- Objective -
Copy out all lines with the word "content" in them.

— BEGIN Supplied entries —

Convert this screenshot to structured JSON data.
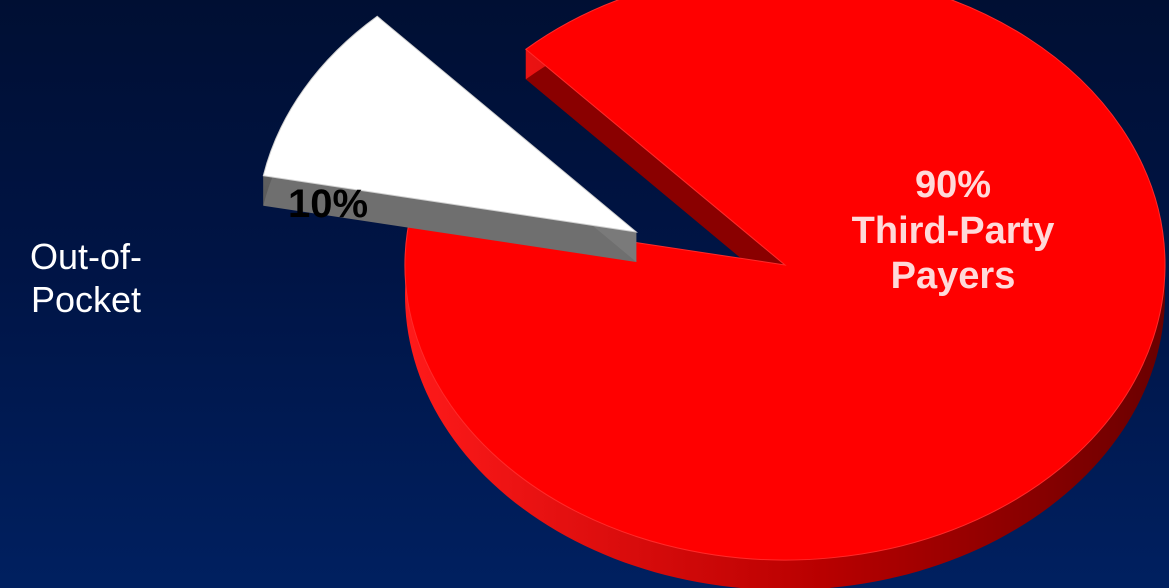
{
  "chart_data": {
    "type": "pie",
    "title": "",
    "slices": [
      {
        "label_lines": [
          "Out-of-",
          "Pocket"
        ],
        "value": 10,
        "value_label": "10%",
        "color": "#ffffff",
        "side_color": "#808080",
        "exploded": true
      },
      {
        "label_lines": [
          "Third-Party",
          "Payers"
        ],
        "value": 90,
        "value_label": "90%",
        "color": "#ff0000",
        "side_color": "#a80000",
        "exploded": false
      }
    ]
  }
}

— END Supplied entries —
— BEGIN Supplied entries —

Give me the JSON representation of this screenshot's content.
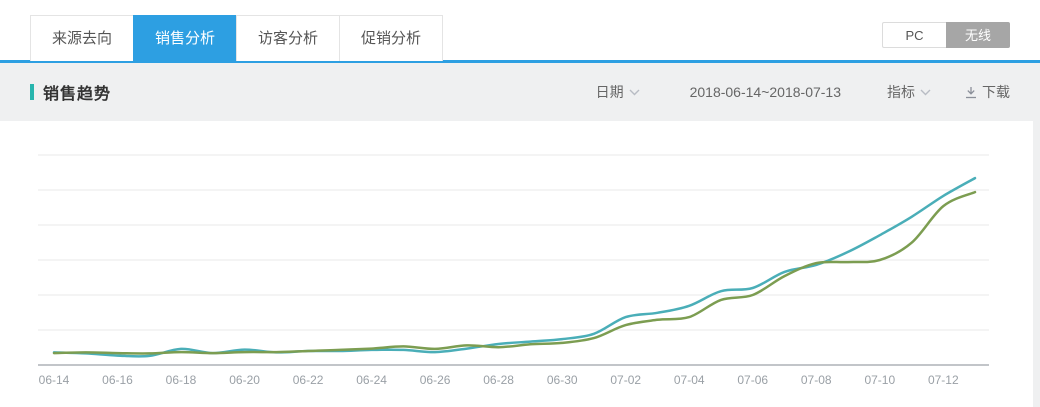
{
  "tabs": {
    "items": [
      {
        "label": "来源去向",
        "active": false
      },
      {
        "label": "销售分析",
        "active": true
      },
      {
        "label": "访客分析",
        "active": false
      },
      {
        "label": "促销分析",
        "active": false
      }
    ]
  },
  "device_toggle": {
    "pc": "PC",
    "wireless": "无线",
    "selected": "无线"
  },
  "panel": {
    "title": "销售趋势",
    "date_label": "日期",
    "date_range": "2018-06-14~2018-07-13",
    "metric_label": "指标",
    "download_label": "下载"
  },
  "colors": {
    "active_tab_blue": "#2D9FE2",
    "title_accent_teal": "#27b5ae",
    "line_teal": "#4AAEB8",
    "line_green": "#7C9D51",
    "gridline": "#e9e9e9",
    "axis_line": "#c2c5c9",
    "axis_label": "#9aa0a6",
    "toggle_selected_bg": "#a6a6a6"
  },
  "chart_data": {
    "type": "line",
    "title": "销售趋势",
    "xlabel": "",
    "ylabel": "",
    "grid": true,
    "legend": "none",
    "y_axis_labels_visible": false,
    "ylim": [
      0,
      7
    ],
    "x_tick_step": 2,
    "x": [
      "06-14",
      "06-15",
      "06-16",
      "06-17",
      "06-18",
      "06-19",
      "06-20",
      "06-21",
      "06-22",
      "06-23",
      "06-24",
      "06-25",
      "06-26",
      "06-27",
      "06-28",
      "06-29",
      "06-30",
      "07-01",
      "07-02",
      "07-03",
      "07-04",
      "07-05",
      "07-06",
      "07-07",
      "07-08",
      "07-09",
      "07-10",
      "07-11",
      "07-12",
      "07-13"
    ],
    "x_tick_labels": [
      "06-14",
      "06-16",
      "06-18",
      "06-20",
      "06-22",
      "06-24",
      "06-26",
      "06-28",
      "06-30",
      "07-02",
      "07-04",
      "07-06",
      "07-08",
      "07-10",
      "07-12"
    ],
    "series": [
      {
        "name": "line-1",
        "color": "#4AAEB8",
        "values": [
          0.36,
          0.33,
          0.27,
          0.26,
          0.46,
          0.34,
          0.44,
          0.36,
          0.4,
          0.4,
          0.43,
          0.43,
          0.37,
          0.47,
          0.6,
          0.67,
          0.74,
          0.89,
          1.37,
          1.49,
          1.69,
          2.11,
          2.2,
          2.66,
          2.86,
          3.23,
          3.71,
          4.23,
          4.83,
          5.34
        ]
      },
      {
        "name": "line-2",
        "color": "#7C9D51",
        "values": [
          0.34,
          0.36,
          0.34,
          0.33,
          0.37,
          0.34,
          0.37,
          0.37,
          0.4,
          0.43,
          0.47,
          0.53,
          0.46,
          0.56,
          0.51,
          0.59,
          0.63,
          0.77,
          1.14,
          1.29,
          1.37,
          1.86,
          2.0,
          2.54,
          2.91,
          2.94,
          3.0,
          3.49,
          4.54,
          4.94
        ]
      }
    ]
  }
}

— END Supplied entries —
— BEGIN Supplied entries —

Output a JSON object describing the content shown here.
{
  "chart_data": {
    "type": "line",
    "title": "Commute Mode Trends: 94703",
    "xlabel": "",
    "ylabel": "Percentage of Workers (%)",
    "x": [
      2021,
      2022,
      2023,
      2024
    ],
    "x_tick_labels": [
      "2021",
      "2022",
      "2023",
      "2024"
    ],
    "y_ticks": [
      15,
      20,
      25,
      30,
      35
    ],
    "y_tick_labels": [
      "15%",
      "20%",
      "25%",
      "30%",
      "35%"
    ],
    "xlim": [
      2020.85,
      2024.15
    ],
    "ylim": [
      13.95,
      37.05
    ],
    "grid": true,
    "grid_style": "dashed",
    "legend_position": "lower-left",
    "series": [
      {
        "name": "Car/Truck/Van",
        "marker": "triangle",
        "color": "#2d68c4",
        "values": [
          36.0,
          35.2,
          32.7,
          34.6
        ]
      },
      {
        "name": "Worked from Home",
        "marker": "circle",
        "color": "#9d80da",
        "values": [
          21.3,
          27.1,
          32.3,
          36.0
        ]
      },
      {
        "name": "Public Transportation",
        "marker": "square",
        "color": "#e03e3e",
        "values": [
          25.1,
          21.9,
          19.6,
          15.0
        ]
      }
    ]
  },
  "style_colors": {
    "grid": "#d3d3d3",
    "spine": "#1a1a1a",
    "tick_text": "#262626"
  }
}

— END Supplied entries —

- Full solution -
Give me the JSON representation of this screenshot's content.
Output a JSON object describing the content shown here.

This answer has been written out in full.